(PROBLEM TO SOLVE):
Scan the entries below for the word "placeholder". Copy each line that has it.

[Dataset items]

━━━━━━━━━━━━━━━━━━━━━━━━━━━━━━

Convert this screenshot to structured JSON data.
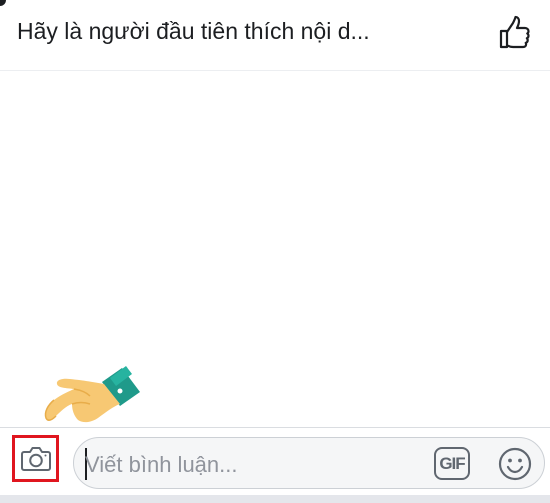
{
  "header": {
    "title": "Hãy là người đầu tiên thích nội d...",
    "like_icon": "thumbs-up-icon"
  },
  "composer": {
    "camera_icon": "camera-icon",
    "placeholder": "Viết bình luận...",
    "gif_label": "GIF",
    "emoji_icon": "smiley-icon"
  },
  "annotation": {
    "pointer_icon": "pointing-hand-icon",
    "highlight_color": "#e0161f"
  },
  "colors": {
    "text": "#1c1e21",
    "placeholder": "#90949c",
    "icon": "#606770",
    "hand_skin": "#f7c873",
    "cuff": "#1f9a8a"
  }
}
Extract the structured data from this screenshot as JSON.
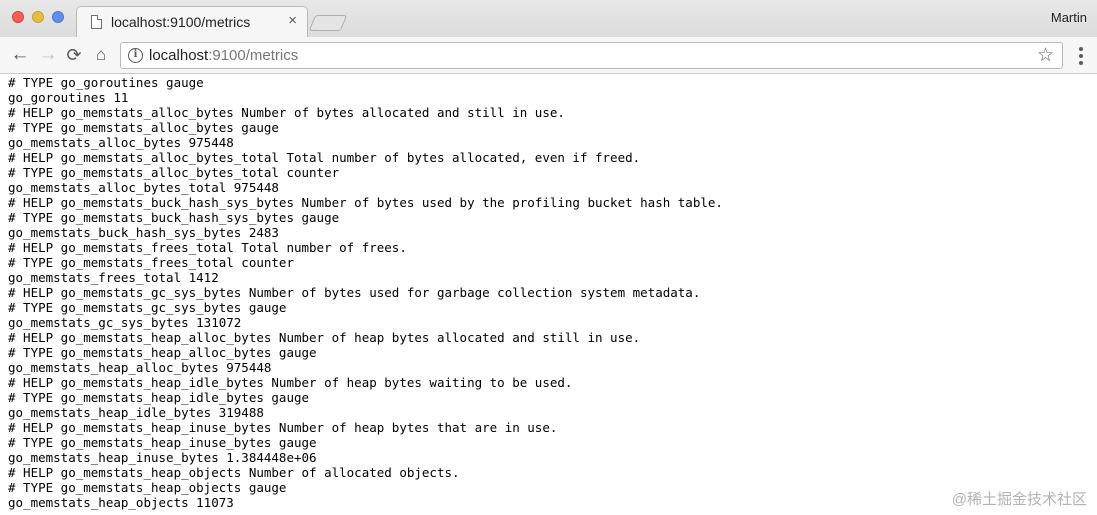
{
  "browser": {
    "tab_title": "localhost:9100/metrics",
    "tab_close": "×",
    "user_name": "Martin",
    "url_host": "localhost",
    "url_rest": ":9100/metrics",
    "icons": {
      "back": "←",
      "forward": "→",
      "reload": "⟳",
      "home": "⌂",
      "info": "i",
      "star": "☆"
    }
  },
  "metrics_lines": [
    "# TYPE go_goroutines gauge",
    "go_goroutines 11",
    "# HELP go_memstats_alloc_bytes Number of bytes allocated and still in use.",
    "# TYPE go_memstats_alloc_bytes gauge",
    "go_memstats_alloc_bytes 975448",
    "# HELP go_memstats_alloc_bytes_total Total number of bytes allocated, even if freed.",
    "# TYPE go_memstats_alloc_bytes_total counter",
    "go_memstats_alloc_bytes_total 975448",
    "# HELP go_memstats_buck_hash_sys_bytes Number of bytes used by the profiling bucket hash table.",
    "# TYPE go_memstats_buck_hash_sys_bytes gauge",
    "go_memstats_buck_hash_sys_bytes 2483",
    "# HELP go_memstats_frees_total Total number of frees.",
    "# TYPE go_memstats_frees_total counter",
    "go_memstats_frees_total 1412",
    "# HELP go_memstats_gc_sys_bytes Number of bytes used for garbage collection system metadata.",
    "# TYPE go_memstats_gc_sys_bytes gauge",
    "go_memstats_gc_sys_bytes 131072",
    "# HELP go_memstats_heap_alloc_bytes Number of heap bytes allocated and still in use.",
    "# TYPE go_memstats_heap_alloc_bytes gauge",
    "go_memstats_heap_alloc_bytes 975448",
    "# HELP go_memstats_heap_idle_bytes Number of heap bytes waiting to be used.",
    "# TYPE go_memstats_heap_idle_bytes gauge",
    "go_memstats_heap_idle_bytes 319488",
    "# HELP go_memstats_heap_inuse_bytes Number of heap bytes that are in use.",
    "# TYPE go_memstats_heap_inuse_bytes gauge",
    "go_memstats_heap_inuse_bytes 1.384448e+06",
    "# HELP go_memstats_heap_objects Number of allocated objects.",
    "# TYPE go_memstats_heap_objects gauge",
    "go_memstats_heap_objects 11073"
  ],
  "watermark": "@稀土掘金技术社区"
}
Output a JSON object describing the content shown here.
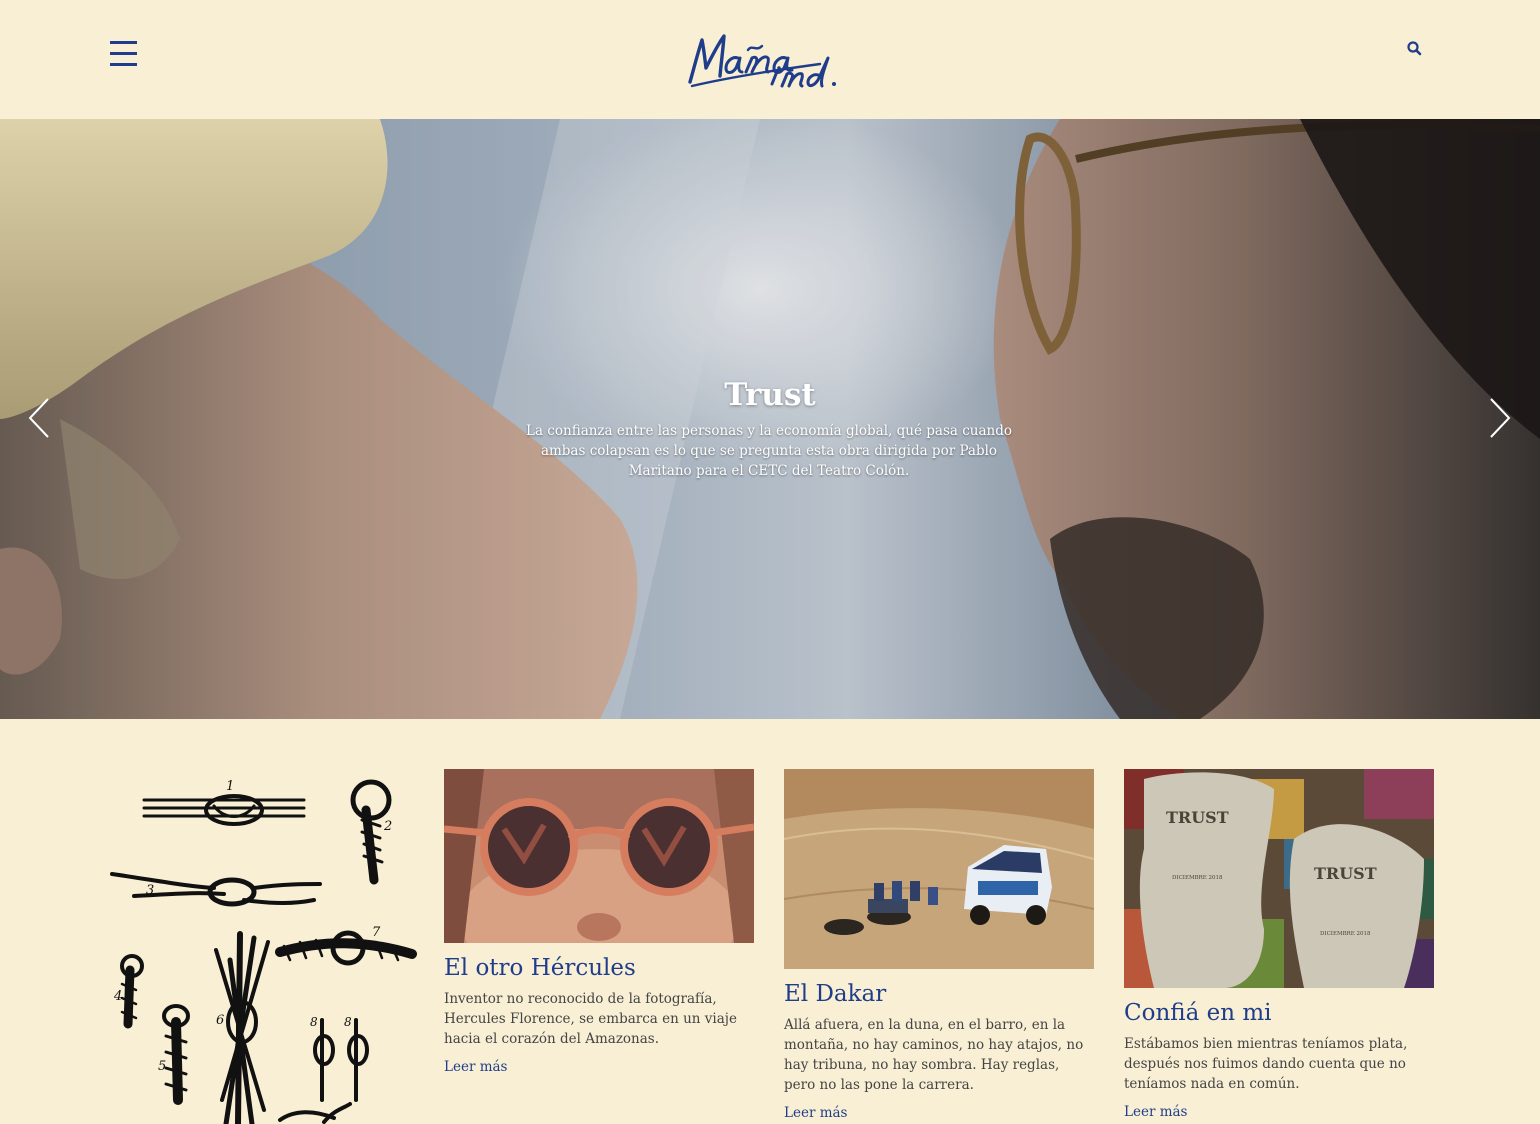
{
  "header": {
    "menu_icon": "hamburger-menu-icon",
    "logo_text_line1": "Maña",
    "logo_text_line2": "ind.",
    "search_icon": "search-icon"
  },
  "hero": {
    "title": "Trust",
    "description": "La confianza entre las personas y la economía global, qué pasa cuando ambas colapsan es lo que se pregunta esta obra dirigida por Pablo Maritano para el CETC del Teatro Colón.",
    "prev_icon": "chevron-left-icon",
    "next_icon": "chevron-right-icon"
  },
  "cards": [
    {
      "title": "El otro Hércules",
      "excerpt": "Inventor no reconocido de la fotografía, Hercules Florence, se embarca en un viaje hacia el corazón del Amazonas.",
      "link": "Leer más"
    },
    {
      "title": "El Dakar",
      "excerpt": "Allá afuera, en la duna, en el barro, en la montaña, no hay caminos, no hay atajos, no hay tribuna, no hay sombra. Hay reglas, pero no las pone la carrera.",
      "link": "Leer más"
    },
    {
      "title": "Confiá en mi",
      "excerpt": "Estábamos bien mientras teníamos plata, después nos fuimos dando cuenta que no teníamos nada en común.",
      "link": "Leer más",
      "poster_title": "TRUST",
      "poster_date": "DICIEMBRE 2018"
    }
  ],
  "colors": {
    "background": "#f8efd4",
    "brand_blue": "#1f3d8a"
  }
}
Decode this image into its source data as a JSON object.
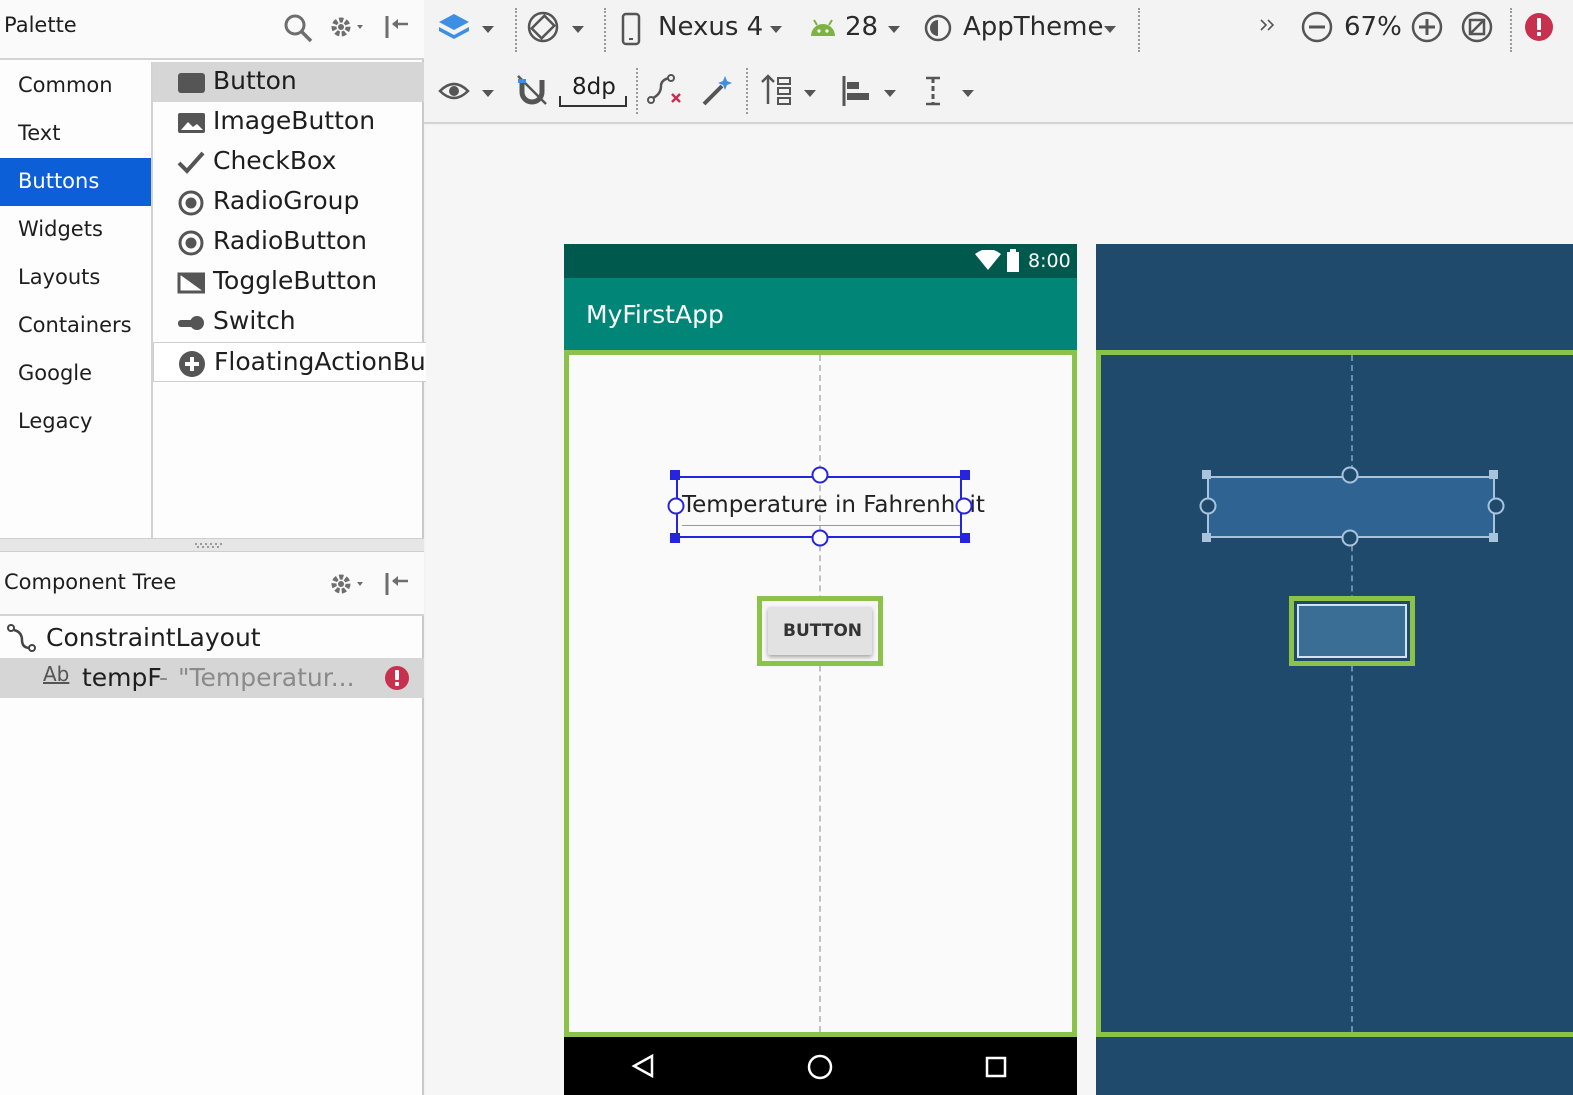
{
  "palette": {
    "title": "Palette",
    "categories": [
      "Common",
      "Text",
      "Buttons",
      "Widgets",
      "Layouts",
      "Containers",
      "Google",
      "Legacy"
    ],
    "selected_category": "Buttons",
    "items": [
      {
        "label": "Button",
        "icon": "button-icon"
      },
      {
        "label": "ImageButton",
        "icon": "image-icon"
      },
      {
        "label": "CheckBox",
        "icon": "checkmark-icon"
      },
      {
        "label": "RadioGroup",
        "icon": "radio-icon"
      },
      {
        "label": "RadioButton",
        "icon": "radio-icon"
      },
      {
        "label": "ToggleButton",
        "icon": "toggle-icon"
      },
      {
        "label": "Switch",
        "icon": "switch-icon"
      },
      {
        "label": "FloatingActionButton",
        "icon": "plus-circle-icon"
      }
    ]
  },
  "tree": {
    "title": "Component Tree",
    "root": "ConstraintLayout",
    "child": {
      "prefix": "Ab",
      "id": "tempF",
      "sep": "-",
      "text": "\"Temperatur..."
    }
  },
  "toolbar": {
    "device": "Nexus 4",
    "api": "28",
    "theme": "AppTheme",
    "zoom": "67%",
    "margin": "8dp"
  },
  "device": {
    "time": "8:00",
    "app_title": "MyFirstApp",
    "edit_text": "Temperature in Fahrenheit",
    "button_label": "BUTTON"
  },
  "colors": {
    "selection": "#0d5fd8",
    "status_bar": "#00594d",
    "app_bar": "#008577",
    "blueprint": "#204a6b",
    "constraint_green": "#8bc34a",
    "error": "#c8304f"
  }
}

━━━━━━━━━━━━━━━━━━━━━━━━━━━━━━

(COMPLETE RESPONSE):
    "placeholder": "Viết bình luận...",
    "placeholder": "#90949c",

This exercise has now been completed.